───── Information shown

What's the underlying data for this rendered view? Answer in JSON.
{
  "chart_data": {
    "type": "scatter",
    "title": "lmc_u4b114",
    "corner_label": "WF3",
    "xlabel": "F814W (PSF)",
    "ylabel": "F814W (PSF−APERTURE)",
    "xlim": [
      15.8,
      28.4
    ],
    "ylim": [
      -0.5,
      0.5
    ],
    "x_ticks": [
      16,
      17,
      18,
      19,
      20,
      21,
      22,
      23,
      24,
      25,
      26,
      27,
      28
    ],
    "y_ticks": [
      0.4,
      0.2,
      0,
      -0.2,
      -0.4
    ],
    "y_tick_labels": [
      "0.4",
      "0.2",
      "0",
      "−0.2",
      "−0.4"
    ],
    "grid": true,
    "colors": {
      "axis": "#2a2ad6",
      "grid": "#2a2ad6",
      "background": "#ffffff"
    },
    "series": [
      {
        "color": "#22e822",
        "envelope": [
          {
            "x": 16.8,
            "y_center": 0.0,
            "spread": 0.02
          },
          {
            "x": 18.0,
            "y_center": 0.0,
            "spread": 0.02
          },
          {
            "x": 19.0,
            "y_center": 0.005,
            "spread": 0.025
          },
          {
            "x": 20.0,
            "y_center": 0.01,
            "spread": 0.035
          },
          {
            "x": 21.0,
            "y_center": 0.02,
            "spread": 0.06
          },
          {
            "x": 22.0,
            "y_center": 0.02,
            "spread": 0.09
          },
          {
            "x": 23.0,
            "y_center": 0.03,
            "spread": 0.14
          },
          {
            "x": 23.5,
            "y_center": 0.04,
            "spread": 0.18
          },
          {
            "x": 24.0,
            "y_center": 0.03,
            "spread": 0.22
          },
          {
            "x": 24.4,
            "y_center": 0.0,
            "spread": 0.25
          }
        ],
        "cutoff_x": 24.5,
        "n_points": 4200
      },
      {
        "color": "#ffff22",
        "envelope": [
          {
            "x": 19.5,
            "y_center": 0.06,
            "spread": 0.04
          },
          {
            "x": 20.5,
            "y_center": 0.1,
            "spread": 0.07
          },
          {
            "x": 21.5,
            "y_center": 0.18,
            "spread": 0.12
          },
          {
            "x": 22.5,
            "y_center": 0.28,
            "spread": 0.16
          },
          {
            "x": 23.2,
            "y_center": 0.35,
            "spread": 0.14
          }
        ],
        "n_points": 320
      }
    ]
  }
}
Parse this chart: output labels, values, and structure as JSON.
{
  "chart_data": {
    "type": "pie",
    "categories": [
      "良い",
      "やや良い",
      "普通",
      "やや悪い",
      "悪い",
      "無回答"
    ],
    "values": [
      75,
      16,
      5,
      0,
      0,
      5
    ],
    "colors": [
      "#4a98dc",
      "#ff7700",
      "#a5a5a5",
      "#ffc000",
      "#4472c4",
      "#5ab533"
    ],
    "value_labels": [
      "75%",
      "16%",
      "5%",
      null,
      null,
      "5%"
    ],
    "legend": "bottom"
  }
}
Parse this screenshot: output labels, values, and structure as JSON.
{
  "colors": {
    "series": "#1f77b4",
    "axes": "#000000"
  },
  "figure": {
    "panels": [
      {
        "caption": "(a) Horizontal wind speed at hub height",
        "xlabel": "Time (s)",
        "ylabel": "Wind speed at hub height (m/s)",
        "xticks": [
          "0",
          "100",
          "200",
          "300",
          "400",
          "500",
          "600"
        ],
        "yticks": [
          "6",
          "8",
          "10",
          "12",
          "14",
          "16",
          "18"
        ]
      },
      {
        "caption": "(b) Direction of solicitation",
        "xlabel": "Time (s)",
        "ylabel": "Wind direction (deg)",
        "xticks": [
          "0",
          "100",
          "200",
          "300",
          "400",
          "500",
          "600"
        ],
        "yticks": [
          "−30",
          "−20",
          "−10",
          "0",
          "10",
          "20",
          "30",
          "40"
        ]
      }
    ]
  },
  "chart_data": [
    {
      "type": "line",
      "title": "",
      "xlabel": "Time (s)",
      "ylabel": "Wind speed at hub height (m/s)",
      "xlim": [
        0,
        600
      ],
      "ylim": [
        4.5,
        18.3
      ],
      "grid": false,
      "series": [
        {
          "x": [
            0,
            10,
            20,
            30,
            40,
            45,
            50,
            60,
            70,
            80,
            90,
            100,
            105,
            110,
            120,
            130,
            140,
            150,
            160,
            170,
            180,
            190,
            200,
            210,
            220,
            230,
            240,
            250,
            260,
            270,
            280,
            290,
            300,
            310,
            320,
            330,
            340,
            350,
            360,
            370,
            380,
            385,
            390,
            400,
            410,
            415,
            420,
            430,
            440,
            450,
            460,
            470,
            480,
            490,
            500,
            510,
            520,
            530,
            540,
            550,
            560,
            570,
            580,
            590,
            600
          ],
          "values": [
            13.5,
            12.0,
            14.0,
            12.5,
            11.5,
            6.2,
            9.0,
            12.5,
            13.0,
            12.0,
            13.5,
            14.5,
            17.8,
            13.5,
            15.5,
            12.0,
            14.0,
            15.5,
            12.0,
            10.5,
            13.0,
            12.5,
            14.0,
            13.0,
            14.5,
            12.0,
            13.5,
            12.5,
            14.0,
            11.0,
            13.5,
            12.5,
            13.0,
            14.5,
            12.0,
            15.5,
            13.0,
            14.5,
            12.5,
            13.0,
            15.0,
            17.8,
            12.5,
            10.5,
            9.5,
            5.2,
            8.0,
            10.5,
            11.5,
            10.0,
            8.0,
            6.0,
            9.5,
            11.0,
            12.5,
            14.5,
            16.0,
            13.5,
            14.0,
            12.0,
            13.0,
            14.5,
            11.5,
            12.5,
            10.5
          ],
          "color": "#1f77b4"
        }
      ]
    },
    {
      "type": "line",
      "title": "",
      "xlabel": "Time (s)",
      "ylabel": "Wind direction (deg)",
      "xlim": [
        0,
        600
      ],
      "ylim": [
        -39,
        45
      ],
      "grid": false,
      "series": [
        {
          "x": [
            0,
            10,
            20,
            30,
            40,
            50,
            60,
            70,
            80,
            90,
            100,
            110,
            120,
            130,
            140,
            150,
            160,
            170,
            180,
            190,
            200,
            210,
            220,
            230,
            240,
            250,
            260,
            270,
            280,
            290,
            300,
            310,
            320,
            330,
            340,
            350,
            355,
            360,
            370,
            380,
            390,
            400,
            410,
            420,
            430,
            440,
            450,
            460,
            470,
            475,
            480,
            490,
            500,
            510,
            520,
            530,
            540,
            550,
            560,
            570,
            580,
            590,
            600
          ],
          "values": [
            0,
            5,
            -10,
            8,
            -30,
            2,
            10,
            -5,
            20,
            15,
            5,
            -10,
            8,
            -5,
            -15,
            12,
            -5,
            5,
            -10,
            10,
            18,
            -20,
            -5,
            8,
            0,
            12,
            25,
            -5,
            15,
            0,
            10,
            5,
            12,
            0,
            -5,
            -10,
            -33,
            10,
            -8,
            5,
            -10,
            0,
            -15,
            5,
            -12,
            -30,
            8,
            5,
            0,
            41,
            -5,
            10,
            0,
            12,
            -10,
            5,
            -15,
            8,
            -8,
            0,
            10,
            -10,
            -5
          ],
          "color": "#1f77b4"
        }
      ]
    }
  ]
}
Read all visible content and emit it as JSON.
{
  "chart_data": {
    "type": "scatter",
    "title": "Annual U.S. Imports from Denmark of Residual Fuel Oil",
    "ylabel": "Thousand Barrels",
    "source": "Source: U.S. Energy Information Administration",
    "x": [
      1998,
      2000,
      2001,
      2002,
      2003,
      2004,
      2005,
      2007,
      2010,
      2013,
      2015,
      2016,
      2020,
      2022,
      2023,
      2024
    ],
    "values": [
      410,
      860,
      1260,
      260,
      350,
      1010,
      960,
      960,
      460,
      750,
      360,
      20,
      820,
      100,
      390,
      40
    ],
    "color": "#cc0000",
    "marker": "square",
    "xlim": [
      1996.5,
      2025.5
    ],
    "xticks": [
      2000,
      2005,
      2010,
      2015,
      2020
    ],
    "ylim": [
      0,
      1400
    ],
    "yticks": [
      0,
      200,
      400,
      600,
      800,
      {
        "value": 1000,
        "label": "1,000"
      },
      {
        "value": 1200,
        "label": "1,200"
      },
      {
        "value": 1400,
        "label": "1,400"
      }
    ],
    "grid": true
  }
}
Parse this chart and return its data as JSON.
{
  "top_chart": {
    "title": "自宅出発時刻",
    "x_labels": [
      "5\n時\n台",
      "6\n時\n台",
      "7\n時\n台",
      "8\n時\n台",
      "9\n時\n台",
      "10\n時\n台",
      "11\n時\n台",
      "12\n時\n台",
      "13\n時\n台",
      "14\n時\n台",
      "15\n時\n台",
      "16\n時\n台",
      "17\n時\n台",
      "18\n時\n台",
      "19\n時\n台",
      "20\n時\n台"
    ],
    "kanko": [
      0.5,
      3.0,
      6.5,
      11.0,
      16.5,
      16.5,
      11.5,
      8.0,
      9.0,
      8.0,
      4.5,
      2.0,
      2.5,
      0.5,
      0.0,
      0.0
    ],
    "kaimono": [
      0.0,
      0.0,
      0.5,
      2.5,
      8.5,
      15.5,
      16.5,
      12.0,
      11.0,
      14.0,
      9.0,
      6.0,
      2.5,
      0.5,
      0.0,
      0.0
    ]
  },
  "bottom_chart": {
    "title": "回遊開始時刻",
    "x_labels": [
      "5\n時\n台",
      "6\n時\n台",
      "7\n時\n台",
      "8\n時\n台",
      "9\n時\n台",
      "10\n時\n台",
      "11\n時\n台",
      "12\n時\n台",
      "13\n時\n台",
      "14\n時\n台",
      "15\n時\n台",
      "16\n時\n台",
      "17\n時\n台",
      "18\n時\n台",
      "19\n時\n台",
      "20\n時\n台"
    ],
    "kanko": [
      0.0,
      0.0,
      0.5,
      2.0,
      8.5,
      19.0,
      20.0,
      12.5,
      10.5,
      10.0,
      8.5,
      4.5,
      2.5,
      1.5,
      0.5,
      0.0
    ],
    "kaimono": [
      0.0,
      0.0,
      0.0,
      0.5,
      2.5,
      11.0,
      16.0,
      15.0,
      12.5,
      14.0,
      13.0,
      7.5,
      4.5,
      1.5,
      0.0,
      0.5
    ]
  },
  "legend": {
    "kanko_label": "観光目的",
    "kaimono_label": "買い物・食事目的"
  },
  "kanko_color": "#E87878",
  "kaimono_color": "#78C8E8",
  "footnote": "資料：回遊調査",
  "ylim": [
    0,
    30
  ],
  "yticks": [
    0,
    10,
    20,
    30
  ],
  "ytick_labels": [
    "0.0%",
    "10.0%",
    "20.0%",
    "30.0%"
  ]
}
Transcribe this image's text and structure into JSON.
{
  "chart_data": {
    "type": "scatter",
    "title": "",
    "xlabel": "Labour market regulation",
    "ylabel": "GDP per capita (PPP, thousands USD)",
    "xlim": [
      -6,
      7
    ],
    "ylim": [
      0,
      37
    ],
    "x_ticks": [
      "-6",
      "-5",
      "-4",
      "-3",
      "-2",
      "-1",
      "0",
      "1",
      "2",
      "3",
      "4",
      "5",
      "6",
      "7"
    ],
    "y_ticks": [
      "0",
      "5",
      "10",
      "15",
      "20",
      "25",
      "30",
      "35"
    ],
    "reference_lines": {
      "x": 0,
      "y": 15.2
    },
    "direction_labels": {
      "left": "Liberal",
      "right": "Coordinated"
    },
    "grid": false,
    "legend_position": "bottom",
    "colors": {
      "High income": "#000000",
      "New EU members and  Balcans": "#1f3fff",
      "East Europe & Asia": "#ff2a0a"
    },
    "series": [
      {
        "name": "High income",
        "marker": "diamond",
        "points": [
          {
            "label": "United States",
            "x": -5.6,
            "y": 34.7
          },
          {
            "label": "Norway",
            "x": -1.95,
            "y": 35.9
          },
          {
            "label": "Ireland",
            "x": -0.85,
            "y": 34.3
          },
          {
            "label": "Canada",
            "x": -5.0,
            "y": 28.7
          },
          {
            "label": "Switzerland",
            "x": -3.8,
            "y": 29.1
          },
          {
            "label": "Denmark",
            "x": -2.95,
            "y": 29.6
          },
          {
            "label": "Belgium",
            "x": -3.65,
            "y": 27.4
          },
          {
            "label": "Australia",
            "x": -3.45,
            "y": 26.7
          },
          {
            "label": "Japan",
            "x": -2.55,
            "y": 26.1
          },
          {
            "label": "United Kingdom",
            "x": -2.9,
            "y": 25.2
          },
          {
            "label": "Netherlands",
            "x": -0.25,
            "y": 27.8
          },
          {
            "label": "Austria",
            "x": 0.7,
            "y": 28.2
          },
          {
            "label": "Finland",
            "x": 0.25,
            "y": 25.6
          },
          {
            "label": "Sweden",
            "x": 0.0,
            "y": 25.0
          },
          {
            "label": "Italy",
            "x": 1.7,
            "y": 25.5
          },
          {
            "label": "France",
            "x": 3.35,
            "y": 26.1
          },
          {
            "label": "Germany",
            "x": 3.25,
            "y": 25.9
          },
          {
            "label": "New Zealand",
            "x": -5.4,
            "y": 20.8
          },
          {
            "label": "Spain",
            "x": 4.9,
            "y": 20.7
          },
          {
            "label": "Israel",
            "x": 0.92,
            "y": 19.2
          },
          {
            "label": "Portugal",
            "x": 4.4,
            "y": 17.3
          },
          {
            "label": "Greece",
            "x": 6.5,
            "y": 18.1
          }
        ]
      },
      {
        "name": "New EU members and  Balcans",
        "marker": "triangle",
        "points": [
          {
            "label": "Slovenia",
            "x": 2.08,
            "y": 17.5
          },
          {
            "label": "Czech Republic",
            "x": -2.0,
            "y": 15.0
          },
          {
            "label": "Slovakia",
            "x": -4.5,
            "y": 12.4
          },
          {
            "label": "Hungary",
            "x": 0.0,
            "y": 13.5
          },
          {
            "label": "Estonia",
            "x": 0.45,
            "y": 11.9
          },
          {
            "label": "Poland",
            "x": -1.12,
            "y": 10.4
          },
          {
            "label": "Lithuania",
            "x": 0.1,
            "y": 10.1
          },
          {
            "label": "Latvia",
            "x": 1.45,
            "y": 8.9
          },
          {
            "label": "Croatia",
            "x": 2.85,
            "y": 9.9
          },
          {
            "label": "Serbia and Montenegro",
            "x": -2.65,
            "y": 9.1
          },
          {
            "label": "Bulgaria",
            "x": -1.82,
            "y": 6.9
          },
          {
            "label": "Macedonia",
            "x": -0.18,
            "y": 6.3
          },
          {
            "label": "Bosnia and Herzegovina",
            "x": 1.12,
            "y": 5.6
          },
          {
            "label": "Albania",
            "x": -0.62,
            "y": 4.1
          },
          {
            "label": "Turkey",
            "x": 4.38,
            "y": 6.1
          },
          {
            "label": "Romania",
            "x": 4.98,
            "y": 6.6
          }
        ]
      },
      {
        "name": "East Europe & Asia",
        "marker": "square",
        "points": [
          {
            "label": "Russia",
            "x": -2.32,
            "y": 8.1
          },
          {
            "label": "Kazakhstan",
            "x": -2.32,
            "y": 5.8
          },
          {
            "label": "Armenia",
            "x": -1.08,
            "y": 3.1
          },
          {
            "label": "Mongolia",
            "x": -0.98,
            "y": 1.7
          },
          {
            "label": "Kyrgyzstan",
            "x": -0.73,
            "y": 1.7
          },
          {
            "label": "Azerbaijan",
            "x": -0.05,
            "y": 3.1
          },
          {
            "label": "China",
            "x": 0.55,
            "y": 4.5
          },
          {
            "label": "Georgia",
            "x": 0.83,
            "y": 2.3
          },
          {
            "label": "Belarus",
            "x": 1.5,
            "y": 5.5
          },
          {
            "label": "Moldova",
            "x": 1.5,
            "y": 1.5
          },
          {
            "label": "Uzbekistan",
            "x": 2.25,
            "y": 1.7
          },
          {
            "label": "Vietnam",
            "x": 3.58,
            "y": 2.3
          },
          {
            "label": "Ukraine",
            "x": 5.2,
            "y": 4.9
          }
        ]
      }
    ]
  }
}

──────────

▶ [Set problem] Copy out every line of the data that includes the word "ylabel".

▶ [Correct result]
    "ylabel": "F814W (PSF−APERTURE)",
        "ylabel": "Wind speed at hub height (m/s)",
        "ylabel": "Wind direction (deg)",
      "ylabel": "Wind speed at hub height (m/s)",
      "ylabel": "Wind direction (deg)",
    "ylabel": "Thousand Barrels",
    "ylabel": "GDP per capita (PPP, thousands USD)",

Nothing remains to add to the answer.